** EXERCISE **
Provide the data again in its entirety, exactly as given.

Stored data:
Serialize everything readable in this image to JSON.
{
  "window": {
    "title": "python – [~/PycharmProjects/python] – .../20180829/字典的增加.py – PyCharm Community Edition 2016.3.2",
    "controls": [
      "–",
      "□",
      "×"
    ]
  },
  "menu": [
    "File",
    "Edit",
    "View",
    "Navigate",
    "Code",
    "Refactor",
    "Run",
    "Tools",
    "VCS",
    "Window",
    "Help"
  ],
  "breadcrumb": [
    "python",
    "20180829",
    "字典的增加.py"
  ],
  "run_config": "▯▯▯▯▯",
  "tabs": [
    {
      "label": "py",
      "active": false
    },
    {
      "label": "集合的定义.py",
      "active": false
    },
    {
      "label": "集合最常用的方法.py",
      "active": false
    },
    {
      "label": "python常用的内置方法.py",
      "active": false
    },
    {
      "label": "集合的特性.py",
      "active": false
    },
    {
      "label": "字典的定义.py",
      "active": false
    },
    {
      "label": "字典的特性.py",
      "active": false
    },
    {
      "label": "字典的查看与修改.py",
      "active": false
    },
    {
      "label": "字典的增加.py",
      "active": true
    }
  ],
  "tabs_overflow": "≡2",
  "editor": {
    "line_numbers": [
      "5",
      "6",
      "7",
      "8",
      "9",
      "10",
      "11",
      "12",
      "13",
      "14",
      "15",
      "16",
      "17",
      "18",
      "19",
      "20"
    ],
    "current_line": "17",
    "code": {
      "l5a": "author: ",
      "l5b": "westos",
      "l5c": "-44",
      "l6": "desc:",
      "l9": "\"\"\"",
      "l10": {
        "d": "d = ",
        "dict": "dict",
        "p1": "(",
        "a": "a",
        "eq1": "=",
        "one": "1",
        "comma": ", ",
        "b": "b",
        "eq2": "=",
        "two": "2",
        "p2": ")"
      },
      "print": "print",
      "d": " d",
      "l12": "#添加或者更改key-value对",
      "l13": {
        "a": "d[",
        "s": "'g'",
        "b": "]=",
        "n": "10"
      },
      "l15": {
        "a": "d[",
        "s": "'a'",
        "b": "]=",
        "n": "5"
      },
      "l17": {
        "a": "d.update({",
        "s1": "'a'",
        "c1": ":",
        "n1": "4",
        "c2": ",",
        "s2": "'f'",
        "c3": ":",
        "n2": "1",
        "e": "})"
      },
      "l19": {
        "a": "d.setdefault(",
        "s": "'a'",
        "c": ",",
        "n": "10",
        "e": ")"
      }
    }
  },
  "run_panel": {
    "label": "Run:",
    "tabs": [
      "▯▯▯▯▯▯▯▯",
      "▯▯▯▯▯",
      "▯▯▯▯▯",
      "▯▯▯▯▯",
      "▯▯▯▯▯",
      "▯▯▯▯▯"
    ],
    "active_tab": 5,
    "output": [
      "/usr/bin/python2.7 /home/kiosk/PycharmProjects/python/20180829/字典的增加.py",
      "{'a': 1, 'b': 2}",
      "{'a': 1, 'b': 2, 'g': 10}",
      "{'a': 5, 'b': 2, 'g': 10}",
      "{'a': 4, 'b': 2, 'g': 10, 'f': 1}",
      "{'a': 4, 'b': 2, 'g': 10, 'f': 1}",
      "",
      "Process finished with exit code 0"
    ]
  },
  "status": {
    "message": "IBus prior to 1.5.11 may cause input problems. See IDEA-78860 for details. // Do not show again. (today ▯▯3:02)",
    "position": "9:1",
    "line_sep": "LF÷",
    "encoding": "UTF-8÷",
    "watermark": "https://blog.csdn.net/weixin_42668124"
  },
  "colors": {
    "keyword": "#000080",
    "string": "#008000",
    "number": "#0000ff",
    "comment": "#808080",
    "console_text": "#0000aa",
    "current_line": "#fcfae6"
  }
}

** SOLUTION FOR THIS TASK **
Serialize everything readable in this image to JSON.
{
  "window": {
    "title": "python – [~/PycharmProjects/python] – .../20180829/字典的增加.py – PyCharm Community Edition 2016.3.2",
    "controls": [
      "–",
      "□",
      "×"
    ]
  },
  "menu": [
    "File",
    "Edit",
    "View",
    "Navigate",
    "Code",
    "Refactor",
    "Run",
    "Tools",
    "VCS",
    "Window",
    "Help"
  ],
  "breadcrumb": [
    "python",
    "20180829",
    "字典的增加.py"
  ],
  "run_config": "▯▯▯▯▯",
  "tabs": [
    {
      "label": "py",
      "active": false
    },
    {
      "label": "集合的定义.py",
      "active": false
    },
    {
      "label": "集合最常用的方法.py",
      "active": false
    },
    {
      "label": "python常用的内置方法.py",
      "active": false
    },
    {
      "label": "集合的特性.py",
      "active": false
    },
    {
      "label": "字典的定义.py",
      "active": false
    },
    {
      "label": "字典的特性.py",
      "active": false
    },
    {
      "label": "字典的查看与修改.py",
      "active": false
    },
    {
      "label": "字典的增加.py",
      "active": true
    }
  ],
  "tabs_overflow": "≡2",
  "editor": {
    "line_numbers": [
      "5",
      "6",
      "7",
      "8",
      "9",
      "10",
      "11",
      "12",
      "13",
      "14",
      "15",
      "16",
      "17",
      "18",
      "19",
      "20"
    ],
    "current_line": "17",
    "code": {
      "l5a": "author: ",
      "l5b": "westos",
      "l5c": "-44",
      "l6": "desc:",
      "l9": "\"\"\"",
      "l10": {
        "d": "d = ",
        "dict": "dict",
        "p1": "(",
        "a": "a",
        "eq1": "=",
        "one": "1",
        "comma": ", ",
        "b": "b",
        "eq2": "=",
        "two": "2",
        "p2": ")"
      },
      "print": "print",
      "d": " d",
      "l12": "#添加或者更改key-value对",
      "l13": {
        "a": "d[",
        "s": "'g'",
        "b": "]=",
        "n": "10"
      },
      "l15": {
        "a": "d[",
        "s": "'a'",
        "b": "]=",
        "n": "5"
      },
      "l17": {
        "a": "d.update({",
        "s1": "'a'",
        "c1": ":",
        "n1": "4",
        "c2": ",",
        "s2": "'f'",
        "c3": ":",
        "n2": "1",
        "e": "})"
      },
      "l19": {
        "a": "d.setdefault(",
        "s": "'a'",
        "c": ",",
        "n": "10",
        "e": ")"
      }
    }
  },
  "run_panel": {
    "label": "Run:",
    "tabs": [
      "▯▯▯▯▯▯▯▯",
      "▯▯▯▯▯",
      "▯▯▯▯▯",
      "▯▯▯▯▯",
      "▯▯▯▯▯",
      "▯▯▯▯▯"
    ],
    "active_tab": 5,
    "output": [
      "/usr/bin/python2.7 /home/kiosk/PycharmProjects/python/20180829/字典的增加.py",
      "{'a': 1, 'b': 2}",
      "{'a': 1, 'b': 2, 'g': 10}",
      "{'a': 5, 'b': 2, 'g': 10}",
      "{'a': 4, 'b': 2, 'g': 10, 'f': 1}",
      "{'a': 4, 'b': 2, 'g': 10, 'f': 1}",
      "",
      "Process finished with exit code 0"
    ]
  },
  "status": {
    "message": "IBus prior to 1.5.11 may cause input problems. See IDEA-78860 for details. // Do not show again. (today ▯▯3:02)",
    "position": "9:1",
    "line_sep": "LF÷",
    "encoding": "UTF-8÷",
    "watermark": "https://blog.csdn.net/weixin_42668124"
  },
  "colors": {
    "keyword": "#000080",
    "string": "#008000",
    "number": "#0000ff",
    "comment": "#808080",
    "console_text": "#0000aa",
    "current_line": "#fcfae6"
  }
}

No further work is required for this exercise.